>>>>>

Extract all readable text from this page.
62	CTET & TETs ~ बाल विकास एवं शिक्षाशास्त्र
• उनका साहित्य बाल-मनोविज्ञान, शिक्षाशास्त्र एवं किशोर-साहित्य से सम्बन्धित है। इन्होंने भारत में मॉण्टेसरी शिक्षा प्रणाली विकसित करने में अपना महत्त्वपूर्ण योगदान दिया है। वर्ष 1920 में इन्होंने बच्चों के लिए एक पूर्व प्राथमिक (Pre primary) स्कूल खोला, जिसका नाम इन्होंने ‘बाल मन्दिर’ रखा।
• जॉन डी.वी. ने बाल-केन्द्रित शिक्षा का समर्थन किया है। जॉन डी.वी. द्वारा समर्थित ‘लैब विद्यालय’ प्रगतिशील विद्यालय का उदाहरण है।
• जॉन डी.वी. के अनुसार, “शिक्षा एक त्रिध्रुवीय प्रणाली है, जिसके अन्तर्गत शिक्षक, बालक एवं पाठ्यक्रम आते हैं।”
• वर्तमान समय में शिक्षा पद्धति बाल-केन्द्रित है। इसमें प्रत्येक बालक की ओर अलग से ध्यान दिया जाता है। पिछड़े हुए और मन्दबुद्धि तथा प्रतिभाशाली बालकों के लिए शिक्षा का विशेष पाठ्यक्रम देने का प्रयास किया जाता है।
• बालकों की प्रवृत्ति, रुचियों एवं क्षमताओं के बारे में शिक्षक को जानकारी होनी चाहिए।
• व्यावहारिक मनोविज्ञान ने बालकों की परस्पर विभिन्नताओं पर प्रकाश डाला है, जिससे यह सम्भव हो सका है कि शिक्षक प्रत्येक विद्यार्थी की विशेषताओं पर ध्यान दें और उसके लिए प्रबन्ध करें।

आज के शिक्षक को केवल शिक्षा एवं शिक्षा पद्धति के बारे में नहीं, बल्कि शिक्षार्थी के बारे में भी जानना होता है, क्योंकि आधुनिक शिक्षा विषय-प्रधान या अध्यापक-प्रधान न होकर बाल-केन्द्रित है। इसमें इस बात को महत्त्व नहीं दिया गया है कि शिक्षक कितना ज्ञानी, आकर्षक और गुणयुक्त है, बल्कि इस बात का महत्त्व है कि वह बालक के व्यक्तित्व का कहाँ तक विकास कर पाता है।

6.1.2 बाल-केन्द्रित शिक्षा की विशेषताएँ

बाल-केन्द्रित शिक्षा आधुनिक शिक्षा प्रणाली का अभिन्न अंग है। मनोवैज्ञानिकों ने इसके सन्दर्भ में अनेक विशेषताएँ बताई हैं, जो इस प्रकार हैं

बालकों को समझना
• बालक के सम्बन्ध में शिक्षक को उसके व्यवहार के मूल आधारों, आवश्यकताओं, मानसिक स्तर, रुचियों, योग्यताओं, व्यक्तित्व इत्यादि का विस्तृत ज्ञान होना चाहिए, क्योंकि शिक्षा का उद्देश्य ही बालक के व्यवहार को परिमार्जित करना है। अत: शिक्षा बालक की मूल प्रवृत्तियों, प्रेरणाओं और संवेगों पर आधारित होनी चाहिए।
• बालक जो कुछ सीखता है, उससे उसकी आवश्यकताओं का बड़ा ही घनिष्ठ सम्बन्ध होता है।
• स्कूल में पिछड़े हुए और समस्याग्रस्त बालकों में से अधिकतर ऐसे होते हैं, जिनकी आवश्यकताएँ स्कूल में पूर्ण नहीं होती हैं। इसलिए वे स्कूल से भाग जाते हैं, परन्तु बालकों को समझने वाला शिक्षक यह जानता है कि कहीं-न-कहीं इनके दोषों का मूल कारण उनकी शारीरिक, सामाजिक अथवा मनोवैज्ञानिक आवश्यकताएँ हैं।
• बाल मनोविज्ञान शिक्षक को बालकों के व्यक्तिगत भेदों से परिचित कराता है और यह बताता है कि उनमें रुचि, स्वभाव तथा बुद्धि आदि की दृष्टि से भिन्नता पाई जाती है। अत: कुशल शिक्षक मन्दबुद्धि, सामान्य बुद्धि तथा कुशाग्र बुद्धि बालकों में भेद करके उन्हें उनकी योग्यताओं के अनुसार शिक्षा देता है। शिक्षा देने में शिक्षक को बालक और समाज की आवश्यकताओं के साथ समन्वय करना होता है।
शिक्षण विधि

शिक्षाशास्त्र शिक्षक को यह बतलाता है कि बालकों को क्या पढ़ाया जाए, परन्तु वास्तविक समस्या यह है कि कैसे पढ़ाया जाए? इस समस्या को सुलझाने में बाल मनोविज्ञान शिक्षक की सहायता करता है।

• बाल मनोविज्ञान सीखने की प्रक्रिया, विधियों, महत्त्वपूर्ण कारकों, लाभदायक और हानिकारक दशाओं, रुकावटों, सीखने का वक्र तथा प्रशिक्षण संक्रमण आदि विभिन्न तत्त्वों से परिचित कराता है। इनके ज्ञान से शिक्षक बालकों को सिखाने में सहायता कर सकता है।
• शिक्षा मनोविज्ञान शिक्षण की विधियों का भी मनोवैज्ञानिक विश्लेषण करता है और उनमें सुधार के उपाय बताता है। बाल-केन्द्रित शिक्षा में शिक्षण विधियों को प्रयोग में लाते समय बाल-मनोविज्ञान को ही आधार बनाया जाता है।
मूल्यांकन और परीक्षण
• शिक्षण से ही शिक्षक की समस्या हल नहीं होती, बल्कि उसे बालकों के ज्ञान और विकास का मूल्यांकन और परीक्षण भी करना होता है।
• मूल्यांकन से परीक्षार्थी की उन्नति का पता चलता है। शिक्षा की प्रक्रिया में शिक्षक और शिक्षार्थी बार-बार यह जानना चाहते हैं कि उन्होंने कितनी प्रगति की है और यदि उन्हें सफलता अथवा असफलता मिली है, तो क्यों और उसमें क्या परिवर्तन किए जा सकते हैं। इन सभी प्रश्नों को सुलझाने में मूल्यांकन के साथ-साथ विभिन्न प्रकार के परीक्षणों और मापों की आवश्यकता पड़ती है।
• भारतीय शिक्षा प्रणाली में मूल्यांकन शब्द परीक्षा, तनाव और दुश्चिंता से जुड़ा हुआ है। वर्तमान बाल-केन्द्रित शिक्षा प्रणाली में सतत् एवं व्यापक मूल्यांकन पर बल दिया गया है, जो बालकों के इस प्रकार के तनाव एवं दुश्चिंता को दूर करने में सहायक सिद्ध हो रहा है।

<<<<<

* _Requirements_:
Pull out each record as written and restate it exactly.

* _Response to the exercise_:
Extract all readable text from this page.
62	CTET & TETs ~ बाल विकास एवं शिक्षाशास्त्र
• उनका साहित्य बाल-मनोविज्ञान, शिक्षाशास्त्र एवं किशोर-साहित्य से सम्बन्धित है। इन्होंने भारत में मॉण्टेसरी शिक्षा प्रणाली विकसित करने में अपना महत्त्वपूर्ण योगदान दिया है। वर्ष 1920 में इन्होंने बच्चों के लिए एक पूर्व प्राथमिक (Pre primary) स्कूल खोला, जिसका नाम इन्होंने ‘बाल मन्दिर’ रखा।
• जॉन डी.वी. ने बाल-केन्द्रित शिक्षा का समर्थन किया है। जॉन डी.वी. द्वारा समर्थित ‘लैब विद्यालय’ प्रगतिशील विद्यालय का उदाहरण है।
• जॉन डी.वी. के अनुसार, “शिक्षा एक त्रिध्रुवीय प्रणाली है, जिसके अन्तर्गत शिक्षक, बालक एवं पाठ्यक्रम आते हैं।”
• वर्तमान समय में शिक्षा पद्धति बाल-केन्द्रित है। इसमें प्रत्येक बालक की ओर अलग से ध्यान दिया जाता है। पिछड़े हुए और मन्दबुद्धि तथा प्रतिभाशाली बालकों के लिए शिक्षा का विशेष पाठ्यक्रम देने का प्रयास किया जाता है।
• बालकों की प्रवृत्ति, रुचियों एवं क्षमताओं के बारे में शिक्षक को जानकारी होनी चाहिए।
• व्यावहारिक मनोविज्ञान ने बालकों की परस्पर विभिन्नताओं पर प्रकाश डाला है, जिससे यह सम्भव हो सका है कि शिक्षक प्रत्येक विद्यार्थी की विशेषताओं पर ध्यान दें और उसके लिए प्रबन्ध करें।

आज के शिक्षक को केवल शिक्षा एवं शिक्षा पद्धति के बारे में नहीं, बल्कि शिक्षार्थी के बारे में भी जानना होता है, क्योंकि आधुनिक शिक्षा विषय-प्रधान या अध्यापक-प्रधान न होकर बाल-केन्द्रित है। इसमें इस बात को महत्त्व नहीं दिया गया है कि शिक्षक कितना ज्ञानी, आकर्षक और गुणयुक्त है, बल्कि इस बात का महत्त्व है कि वह बालक के व्यक्तित्व का कहाँ तक विकास कर पाता है।

6.1.2 बाल-केन्द्रित शिक्षा की विशेषताएँ

बाल-केन्द्रित शिक्षा आधुनिक शिक्षा प्रणाली का अभिन्न अंग है। मनोवैज्ञानिकों ने इसके सन्दर्भ में अनेक विशेषताएँ बताई हैं, जो इस प्रकार हैं

बालकों को समझना
• बालक के सम्बन्ध में शिक्षक को उसके व्यवहार के मूल आधारों, आवश्यकताओं, मानसिक स्तर, रुचियों, योग्यताओं, व्यक्तित्व इत्यादि का विस्तृत ज्ञान होना चाहिए, क्योंकि शिक्षा का उद्देश्य ही बालक के व्यवहार को परिमार्जित करना है। अत: शिक्षा बालक की मूल प्रवृत्तियों, प्रेरणाओं और संवेगों पर आधारित होनी चाहिए।
• बालक जो कुछ सीखता है, उससे उसकी आवश्यकताओं का बड़ा ही घनिष्ठ सम्बन्ध होता है।
• स्कूल में पिछड़े हुए और समस्याग्रस्त बालकों में से अधिकतर ऐसे होते हैं, जिनकी आवश्यकताएँ स्कूल में पूर्ण नहीं होती हैं। इसलिए वे स्कूल से भाग जाते हैं, परन्तु बालकों को समझने वाला शिक्षक यह जानता है कि कहीं-न-कहीं इनके दोषों का मूल कारण उनकी शारीरिक, सामाजिक अथवा मनोवैज्ञानिक आवश्यकताएँ हैं।
• बाल मनोविज्ञान शिक्षक को बालकों के व्यक्तिगत भेदों से परिचित कराता है और यह बताता है कि उनमें रुचि, स्वभाव तथा बुद्धि आदि की दृष्टि से भिन्नता पाई जाती है। अत: कुशल शिक्षक मन्दबुद्धि, सामान्य बुद्धि तथा कुशाग्र बुद्धि बालकों में भेद करके उन्हें उनकी योग्यताओं के अनुसार शिक्षा देता है। शिक्षा देने में शिक्षक को बालक और समाज की आवश्यकताओं के साथ समन्वय करना होता है।
शिक्षण विधि

शिक्षाशास्त्र शिक्षक को यह बतलाता है कि बालकों को क्या पढ़ाया जाए, परन्तु वास्तविक समस्या यह है कि कैसे पढ़ाया जाए? इस समस्या को सुलझाने में बाल मनोविज्ञान शिक्षक की सहायता करता है।

• बाल मनोविज्ञान सीखने की प्रक्रिया, विधियों, महत्त्वपूर्ण कारकों, लाभदायक और हानिकारक दशाओं, रुकावटों, सीखने का वक्र तथा प्रशिक्षण संक्रमण आदि विभिन्न तत्त्वों से परिचित कराता है। इनके ज्ञान से शिक्षक बालकों को सिखाने में सहायता कर सकता है।
• शिक्षा मनोविज्ञान शिक्षण की विधियों का भी मनोवैज्ञानिक विश्लेषण करता है और उनमें सुधार के उपाय बताता है। बाल-केन्द्रित शिक्षा में शिक्षण विधियों को प्रयोग में लाते समय बाल-मनोविज्ञान को ही आधार बनाया जाता है।
मूल्यांकन और परीक्षण
• शिक्षण से ही शिक्षक की समस्या हल नहीं होती, बल्कि उसे बालकों के ज्ञान और विकास का मूल्यांकन और परीक्षण भी करना होता है।
• मूल्यांकन से परीक्षार्थी की उन्नति का पता चलता है। शिक्षा की प्रक्रिया में शिक्षक और शिक्षार्थी बार-बार यह जानना चाहते हैं कि उन्होंने कितनी प्रगति की है और यदि उन्हें सफलता अथवा असफलता मिली है, तो क्यों और उसमें क्या परिवर्तन किए जा सकते हैं। इन सभी प्रश्नों को सुलझाने में मूल्यांकन के साथ-साथ विभिन्न प्रकार के परीक्षणों और मापों की आवश्यकता पड़ती है।
• भारतीय शिक्षा प्रणाली में मूल्यांकन शब्द परीक्षा, तनाव और दुश्चिंता से जुड़ा हुआ है। वर्तमान बाल-केन्द्रित शिक्षा प्रणाली में सतत् एवं व्यापक मूल्यांकन पर बल दिया गया है, जो बालकों के इस प्रकार के तनाव एवं दुश्चिंता को दूर करने में सहायक सिद्ध हो रहा है।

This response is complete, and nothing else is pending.